** START OF Available records **

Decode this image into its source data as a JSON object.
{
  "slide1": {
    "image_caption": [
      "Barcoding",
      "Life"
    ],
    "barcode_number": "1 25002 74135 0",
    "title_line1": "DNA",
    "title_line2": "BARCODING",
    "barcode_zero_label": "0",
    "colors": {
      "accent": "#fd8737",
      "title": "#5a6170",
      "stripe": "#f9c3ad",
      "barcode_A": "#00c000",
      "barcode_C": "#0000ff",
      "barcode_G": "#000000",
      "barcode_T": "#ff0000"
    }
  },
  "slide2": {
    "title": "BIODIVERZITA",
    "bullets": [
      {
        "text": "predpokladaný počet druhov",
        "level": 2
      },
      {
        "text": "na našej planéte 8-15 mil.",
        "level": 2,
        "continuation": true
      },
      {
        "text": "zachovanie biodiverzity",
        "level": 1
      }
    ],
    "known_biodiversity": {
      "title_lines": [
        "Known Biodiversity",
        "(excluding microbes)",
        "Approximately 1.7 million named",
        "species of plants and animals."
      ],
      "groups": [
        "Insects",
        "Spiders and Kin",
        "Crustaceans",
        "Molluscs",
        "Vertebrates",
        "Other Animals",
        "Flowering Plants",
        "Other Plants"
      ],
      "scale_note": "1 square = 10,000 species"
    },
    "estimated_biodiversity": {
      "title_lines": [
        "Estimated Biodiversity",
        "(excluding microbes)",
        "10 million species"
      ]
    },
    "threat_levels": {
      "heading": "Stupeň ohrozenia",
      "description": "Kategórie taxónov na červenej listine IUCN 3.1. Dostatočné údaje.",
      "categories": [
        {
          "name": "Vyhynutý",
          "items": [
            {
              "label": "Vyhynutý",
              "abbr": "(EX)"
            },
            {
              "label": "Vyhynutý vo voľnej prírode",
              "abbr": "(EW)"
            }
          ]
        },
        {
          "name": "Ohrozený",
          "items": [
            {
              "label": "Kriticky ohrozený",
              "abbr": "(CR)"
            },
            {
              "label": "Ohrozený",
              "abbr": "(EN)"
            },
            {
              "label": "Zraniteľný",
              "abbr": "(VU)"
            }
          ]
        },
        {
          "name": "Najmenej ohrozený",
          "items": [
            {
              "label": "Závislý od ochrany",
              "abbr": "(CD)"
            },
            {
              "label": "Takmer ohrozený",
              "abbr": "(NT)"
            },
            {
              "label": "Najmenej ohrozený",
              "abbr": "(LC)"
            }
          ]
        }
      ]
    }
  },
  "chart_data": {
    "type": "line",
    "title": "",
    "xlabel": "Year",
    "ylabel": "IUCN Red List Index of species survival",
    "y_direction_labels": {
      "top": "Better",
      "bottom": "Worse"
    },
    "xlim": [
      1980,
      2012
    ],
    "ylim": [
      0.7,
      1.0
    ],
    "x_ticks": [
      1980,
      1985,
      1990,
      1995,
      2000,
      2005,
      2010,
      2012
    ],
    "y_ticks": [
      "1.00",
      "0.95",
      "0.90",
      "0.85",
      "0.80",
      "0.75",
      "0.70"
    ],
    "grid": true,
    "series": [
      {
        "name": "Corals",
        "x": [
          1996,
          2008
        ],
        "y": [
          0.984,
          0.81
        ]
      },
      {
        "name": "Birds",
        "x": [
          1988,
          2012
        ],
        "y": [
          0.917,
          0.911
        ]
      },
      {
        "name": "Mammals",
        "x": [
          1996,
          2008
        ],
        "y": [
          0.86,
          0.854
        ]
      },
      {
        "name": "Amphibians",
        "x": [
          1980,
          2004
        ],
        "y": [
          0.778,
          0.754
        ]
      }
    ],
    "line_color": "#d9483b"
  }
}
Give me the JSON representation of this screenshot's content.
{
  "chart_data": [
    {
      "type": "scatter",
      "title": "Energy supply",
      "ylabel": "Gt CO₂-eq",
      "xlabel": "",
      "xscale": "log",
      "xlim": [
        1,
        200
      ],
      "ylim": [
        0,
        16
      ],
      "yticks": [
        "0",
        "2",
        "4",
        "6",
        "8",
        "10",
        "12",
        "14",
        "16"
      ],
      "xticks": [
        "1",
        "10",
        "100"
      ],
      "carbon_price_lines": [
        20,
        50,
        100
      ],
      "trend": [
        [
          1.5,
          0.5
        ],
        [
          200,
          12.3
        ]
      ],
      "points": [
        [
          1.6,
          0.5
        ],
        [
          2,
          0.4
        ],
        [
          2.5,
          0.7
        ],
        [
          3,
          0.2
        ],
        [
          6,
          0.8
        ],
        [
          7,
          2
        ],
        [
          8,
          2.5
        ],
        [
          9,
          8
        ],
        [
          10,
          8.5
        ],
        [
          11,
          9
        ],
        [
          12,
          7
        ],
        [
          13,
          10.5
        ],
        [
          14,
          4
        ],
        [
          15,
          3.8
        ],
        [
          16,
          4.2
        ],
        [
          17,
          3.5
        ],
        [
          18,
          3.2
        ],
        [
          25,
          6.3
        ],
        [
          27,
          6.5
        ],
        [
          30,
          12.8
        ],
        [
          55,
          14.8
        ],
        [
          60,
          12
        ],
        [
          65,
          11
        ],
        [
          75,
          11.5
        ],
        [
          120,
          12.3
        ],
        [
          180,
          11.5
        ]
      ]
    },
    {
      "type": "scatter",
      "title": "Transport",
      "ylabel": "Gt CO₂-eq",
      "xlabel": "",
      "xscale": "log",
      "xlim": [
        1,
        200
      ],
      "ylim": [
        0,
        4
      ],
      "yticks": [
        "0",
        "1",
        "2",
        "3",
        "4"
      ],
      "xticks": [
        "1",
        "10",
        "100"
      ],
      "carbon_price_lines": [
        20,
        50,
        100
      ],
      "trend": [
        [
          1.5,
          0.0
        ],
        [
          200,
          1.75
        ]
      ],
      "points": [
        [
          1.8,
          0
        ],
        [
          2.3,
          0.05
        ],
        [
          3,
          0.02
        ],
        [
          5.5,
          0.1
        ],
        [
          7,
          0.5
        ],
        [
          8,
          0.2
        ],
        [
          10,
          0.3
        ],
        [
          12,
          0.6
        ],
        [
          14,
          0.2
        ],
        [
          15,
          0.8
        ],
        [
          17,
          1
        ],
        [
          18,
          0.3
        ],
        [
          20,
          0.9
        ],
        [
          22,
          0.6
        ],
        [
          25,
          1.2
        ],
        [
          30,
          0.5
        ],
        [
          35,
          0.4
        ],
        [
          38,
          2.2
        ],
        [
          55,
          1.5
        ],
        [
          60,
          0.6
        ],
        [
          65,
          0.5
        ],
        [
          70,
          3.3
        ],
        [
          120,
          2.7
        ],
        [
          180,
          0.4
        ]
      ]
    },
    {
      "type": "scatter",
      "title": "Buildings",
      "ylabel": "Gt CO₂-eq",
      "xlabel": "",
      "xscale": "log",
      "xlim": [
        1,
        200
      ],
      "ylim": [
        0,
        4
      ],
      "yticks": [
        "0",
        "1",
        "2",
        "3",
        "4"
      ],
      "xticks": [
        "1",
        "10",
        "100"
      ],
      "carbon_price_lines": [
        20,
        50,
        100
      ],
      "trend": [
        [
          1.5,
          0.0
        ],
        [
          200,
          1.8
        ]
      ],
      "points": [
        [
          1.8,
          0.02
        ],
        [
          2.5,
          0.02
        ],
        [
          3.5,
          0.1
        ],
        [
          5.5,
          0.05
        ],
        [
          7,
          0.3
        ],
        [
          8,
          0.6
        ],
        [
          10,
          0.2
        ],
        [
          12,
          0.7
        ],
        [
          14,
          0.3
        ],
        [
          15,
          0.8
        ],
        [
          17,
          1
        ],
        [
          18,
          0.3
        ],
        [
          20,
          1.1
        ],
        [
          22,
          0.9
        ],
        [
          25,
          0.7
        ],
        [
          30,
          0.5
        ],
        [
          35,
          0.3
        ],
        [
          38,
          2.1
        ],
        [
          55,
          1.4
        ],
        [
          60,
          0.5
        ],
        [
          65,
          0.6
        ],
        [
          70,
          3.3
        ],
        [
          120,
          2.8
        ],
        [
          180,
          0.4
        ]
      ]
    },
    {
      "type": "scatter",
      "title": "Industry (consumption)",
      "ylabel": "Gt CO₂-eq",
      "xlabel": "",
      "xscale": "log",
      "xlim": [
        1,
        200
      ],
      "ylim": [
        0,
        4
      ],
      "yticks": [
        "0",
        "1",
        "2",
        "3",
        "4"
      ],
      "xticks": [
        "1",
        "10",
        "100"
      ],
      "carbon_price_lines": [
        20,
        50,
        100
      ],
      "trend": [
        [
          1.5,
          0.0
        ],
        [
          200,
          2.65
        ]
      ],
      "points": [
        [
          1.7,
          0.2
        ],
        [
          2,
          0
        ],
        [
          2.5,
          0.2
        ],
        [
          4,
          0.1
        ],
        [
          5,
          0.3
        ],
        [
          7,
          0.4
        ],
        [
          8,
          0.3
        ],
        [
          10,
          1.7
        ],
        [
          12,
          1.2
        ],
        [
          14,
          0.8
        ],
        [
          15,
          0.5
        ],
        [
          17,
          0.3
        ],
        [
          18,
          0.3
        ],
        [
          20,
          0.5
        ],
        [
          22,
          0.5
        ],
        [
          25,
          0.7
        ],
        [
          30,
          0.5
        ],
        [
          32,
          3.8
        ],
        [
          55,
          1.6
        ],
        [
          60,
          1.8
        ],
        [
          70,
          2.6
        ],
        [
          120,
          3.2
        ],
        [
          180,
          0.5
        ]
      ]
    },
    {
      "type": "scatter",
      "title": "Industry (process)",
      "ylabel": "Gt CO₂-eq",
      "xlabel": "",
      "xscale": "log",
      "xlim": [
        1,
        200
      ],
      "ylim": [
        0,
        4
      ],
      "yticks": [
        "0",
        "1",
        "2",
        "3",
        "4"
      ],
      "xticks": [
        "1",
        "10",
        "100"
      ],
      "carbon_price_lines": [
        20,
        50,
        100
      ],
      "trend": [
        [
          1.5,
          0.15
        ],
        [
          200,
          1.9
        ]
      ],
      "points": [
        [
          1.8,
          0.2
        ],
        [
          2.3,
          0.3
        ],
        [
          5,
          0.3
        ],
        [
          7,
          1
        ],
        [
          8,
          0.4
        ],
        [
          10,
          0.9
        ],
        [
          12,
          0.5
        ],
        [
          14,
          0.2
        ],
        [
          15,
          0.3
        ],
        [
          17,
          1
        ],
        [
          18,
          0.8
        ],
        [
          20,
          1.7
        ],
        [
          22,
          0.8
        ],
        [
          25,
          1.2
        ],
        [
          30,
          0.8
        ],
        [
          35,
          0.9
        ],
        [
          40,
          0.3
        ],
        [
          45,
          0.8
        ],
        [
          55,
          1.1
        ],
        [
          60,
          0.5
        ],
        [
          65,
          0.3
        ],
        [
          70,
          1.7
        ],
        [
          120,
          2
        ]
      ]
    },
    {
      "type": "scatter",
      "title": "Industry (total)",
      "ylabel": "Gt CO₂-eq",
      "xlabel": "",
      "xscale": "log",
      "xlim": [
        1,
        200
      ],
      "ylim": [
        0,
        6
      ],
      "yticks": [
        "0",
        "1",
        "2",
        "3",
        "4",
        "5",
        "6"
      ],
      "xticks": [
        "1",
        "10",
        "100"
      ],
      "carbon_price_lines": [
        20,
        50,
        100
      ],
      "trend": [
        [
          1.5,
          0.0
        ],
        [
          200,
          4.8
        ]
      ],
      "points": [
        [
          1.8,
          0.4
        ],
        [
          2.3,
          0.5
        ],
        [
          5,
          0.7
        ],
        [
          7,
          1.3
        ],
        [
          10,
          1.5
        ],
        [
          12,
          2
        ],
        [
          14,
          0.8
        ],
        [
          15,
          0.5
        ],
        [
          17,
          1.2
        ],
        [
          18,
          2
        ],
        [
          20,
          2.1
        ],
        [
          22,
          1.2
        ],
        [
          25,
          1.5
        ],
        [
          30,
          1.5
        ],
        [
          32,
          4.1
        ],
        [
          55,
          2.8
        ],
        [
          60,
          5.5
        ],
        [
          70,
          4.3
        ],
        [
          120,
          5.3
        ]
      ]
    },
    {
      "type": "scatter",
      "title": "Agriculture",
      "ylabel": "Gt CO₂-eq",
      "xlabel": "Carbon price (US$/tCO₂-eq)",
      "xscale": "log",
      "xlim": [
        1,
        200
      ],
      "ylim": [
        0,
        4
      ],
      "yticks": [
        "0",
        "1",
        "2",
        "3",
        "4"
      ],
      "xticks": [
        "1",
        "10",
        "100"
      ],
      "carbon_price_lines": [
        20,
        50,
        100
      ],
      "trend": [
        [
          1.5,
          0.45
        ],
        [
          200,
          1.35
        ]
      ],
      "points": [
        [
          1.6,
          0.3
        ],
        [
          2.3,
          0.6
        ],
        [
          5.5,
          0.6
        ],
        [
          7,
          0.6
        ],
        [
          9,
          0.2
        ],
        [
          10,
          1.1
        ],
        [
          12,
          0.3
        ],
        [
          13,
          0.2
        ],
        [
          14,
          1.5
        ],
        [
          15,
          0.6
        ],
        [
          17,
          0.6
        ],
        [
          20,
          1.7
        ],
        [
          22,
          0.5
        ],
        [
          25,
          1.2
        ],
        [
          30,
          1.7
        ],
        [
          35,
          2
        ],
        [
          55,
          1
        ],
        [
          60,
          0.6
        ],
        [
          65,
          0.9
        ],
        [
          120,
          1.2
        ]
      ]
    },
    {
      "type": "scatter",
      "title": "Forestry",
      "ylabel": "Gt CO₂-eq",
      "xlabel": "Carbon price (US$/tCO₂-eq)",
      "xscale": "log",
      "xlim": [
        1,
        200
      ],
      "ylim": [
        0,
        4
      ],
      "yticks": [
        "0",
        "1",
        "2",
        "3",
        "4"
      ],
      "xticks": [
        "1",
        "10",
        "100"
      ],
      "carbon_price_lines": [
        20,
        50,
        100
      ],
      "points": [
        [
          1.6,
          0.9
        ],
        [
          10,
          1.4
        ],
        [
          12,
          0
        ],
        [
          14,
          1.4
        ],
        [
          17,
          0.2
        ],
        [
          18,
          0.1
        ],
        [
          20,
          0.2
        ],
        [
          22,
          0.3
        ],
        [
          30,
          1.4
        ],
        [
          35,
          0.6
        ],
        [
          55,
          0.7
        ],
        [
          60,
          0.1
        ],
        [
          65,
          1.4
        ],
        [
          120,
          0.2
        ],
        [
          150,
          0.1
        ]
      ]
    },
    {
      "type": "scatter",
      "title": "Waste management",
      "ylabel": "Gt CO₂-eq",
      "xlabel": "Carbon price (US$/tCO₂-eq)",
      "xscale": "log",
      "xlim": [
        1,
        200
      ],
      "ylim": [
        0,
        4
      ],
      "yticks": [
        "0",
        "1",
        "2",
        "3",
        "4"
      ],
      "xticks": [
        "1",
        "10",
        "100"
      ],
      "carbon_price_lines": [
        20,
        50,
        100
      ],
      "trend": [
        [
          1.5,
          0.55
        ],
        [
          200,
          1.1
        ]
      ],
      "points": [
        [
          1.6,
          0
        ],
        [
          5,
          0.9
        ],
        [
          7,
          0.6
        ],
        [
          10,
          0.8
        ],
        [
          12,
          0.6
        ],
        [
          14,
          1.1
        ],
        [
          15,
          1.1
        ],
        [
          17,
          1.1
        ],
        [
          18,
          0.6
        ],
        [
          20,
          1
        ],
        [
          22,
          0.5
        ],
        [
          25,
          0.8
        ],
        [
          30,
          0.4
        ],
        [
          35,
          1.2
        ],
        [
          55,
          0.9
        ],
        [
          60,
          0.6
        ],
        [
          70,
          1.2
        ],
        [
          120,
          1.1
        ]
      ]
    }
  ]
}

** END OF Available records **

● **Exercise details**
Scan the lines above for "Najmenej", then copy every one that has it.

● **Solution for this task**
          "name": "Najmenej ohrozený",
              "label": "Najmenej ohrozený",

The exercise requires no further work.